[Extracted data entries]
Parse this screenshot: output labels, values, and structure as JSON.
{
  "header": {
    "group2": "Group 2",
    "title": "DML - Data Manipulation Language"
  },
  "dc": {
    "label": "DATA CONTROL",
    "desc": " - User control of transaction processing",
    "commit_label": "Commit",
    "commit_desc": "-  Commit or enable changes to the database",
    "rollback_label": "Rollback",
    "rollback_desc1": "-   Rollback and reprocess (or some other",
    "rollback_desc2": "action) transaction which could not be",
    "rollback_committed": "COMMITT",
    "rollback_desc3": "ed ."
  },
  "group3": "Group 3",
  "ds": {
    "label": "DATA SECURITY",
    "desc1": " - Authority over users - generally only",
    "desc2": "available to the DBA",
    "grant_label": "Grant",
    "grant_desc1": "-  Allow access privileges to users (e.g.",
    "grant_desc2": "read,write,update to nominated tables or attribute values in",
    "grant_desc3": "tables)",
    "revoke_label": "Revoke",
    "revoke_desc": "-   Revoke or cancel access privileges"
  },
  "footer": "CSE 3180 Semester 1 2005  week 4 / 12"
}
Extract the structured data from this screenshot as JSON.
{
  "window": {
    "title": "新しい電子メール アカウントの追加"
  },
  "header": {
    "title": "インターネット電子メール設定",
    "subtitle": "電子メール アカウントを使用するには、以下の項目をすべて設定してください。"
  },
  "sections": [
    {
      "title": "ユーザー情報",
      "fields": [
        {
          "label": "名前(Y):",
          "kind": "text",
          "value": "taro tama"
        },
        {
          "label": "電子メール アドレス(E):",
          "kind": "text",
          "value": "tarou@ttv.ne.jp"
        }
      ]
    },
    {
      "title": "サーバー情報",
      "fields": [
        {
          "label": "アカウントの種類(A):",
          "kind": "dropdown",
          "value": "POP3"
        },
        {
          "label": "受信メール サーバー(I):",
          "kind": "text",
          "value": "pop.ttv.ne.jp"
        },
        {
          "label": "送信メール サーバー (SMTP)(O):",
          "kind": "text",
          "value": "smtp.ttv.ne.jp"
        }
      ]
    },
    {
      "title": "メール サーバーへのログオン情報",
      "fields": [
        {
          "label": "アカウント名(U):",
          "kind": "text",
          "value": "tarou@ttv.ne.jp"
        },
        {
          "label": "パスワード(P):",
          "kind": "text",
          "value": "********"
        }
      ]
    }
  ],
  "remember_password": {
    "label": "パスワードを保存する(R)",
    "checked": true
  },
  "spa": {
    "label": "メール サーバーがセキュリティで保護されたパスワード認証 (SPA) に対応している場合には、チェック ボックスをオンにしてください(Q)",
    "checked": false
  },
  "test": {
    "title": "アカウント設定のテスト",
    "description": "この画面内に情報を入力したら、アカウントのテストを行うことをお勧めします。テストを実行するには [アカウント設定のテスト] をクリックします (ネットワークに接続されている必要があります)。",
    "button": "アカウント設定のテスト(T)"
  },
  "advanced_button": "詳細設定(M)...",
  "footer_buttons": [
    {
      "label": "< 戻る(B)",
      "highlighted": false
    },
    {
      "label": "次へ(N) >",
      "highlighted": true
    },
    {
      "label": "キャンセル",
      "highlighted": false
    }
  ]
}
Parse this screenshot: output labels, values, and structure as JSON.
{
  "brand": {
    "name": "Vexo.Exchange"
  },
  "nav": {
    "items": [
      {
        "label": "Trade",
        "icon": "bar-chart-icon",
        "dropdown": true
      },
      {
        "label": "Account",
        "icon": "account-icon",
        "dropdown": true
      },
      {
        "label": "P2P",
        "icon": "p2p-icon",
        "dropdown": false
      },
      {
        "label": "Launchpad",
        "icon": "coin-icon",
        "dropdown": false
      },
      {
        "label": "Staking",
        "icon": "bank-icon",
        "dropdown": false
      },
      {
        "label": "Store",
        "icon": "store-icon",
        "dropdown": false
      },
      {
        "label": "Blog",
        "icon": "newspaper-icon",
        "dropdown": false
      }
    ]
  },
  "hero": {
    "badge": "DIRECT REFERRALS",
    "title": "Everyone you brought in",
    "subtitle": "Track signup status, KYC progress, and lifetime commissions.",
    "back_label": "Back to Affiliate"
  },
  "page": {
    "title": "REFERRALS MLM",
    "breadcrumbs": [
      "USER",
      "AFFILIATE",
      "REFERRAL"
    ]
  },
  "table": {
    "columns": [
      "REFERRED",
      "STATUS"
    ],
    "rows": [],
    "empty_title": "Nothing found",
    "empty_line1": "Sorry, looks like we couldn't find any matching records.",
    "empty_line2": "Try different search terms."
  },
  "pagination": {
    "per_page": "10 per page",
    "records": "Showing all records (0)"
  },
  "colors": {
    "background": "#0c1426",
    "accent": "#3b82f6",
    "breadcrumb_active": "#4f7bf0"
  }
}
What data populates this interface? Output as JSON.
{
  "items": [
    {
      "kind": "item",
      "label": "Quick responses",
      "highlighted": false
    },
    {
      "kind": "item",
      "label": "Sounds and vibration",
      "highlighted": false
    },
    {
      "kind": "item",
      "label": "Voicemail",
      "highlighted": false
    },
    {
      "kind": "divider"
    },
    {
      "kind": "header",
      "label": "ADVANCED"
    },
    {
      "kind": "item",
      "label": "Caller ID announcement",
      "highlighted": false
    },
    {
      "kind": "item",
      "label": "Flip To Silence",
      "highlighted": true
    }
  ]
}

Directions for this task —
For the entries above, count the lines that contain the string "アカウント設定のテスト", and state that number without further comment.

Answer to the exercise —
3